● Page
◇ ◇ ◇ ◇

I had two opportunities to talk with Chris Kraft.

The first was when I was working on Homesteading Space. I was heading out to Houston, and I had plans to have dinner after I arrived with Joe Kerwin, one of my coauthors on the book, and his wife. I showed up at Joe’s house, and he asked if it was all right that he invited the Krafts to join us.

In a word, yes. Dinner with one of the legends of NASA history? Yes, that was perfectly all right.

I ate rather agreeable steak that night with the Kerwins and the Krafts. It was a wonderful dinner. Kraft was friendly and interesting and amiable. There was a bit of space conversation, but there was more talk about things they were involved in today; nonprofits they worked with to make the world a better place. An utterly pleasant evening with a delightful man.

To be honest, I was a little disappointed.

The stories I’d heard of Kraft were not stories of a pleasant and delightful man.

This is the man who famously wrote of being the Flight Director in Mission Control, “While the mission is under way, I’m Flight. And Flight is God.”

The man I’d heard about was a force of nature, with opinions so strong they functioned as fact, with no tolerance for fools, who was adamant things be done the right way, and the right way was the way that ensured mission success.

Not, in other words, the man I had dinner with.

The next time I met Kraft was at his home. This visit was not a social call; it was business. I was working on my second book, the shuttle history Bold They Rise. I was in Houston talking to astronaut Bo Bobko, and Kraft invited us over to talk to him.

◇ ◇ ◇ ◇

● Given data
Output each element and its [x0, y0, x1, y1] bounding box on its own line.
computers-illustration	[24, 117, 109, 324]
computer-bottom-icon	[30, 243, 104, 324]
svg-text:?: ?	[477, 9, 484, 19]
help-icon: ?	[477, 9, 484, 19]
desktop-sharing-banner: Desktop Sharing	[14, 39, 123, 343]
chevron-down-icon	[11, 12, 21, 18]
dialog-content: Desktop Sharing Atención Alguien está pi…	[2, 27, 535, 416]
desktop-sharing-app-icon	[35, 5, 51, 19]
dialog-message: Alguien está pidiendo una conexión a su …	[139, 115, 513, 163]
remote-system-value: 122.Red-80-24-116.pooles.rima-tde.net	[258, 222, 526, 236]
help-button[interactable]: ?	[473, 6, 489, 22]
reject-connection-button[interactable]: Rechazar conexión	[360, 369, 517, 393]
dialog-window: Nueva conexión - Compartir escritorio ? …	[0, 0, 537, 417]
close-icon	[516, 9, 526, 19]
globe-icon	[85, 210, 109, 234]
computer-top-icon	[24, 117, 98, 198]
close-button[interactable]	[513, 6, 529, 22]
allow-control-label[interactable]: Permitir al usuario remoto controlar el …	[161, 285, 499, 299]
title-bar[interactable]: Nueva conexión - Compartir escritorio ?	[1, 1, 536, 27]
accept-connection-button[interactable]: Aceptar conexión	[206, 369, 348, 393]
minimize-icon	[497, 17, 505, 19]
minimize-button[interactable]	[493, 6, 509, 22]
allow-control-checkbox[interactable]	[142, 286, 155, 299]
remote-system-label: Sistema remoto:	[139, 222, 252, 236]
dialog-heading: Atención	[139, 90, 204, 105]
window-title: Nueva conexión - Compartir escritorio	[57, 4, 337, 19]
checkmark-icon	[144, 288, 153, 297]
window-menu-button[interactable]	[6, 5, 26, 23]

◇ ◇ ◇ ◇

● Given problem
In the piece about meeting Chris Kraft, rewrite the paragraph that begins "I ate rather agreeable steak" as a short bulleted list that keeps its main facts.

● Result
- Ate steak for dinner with the Kerwins and the Krafts
- A wonderful dinner
- Kraft was friendly, interesting, and amiable
- Some talk about space, but more about what they were involved in now, such as nonprofits working to make the world better
- A very pleasant evening with a delightful man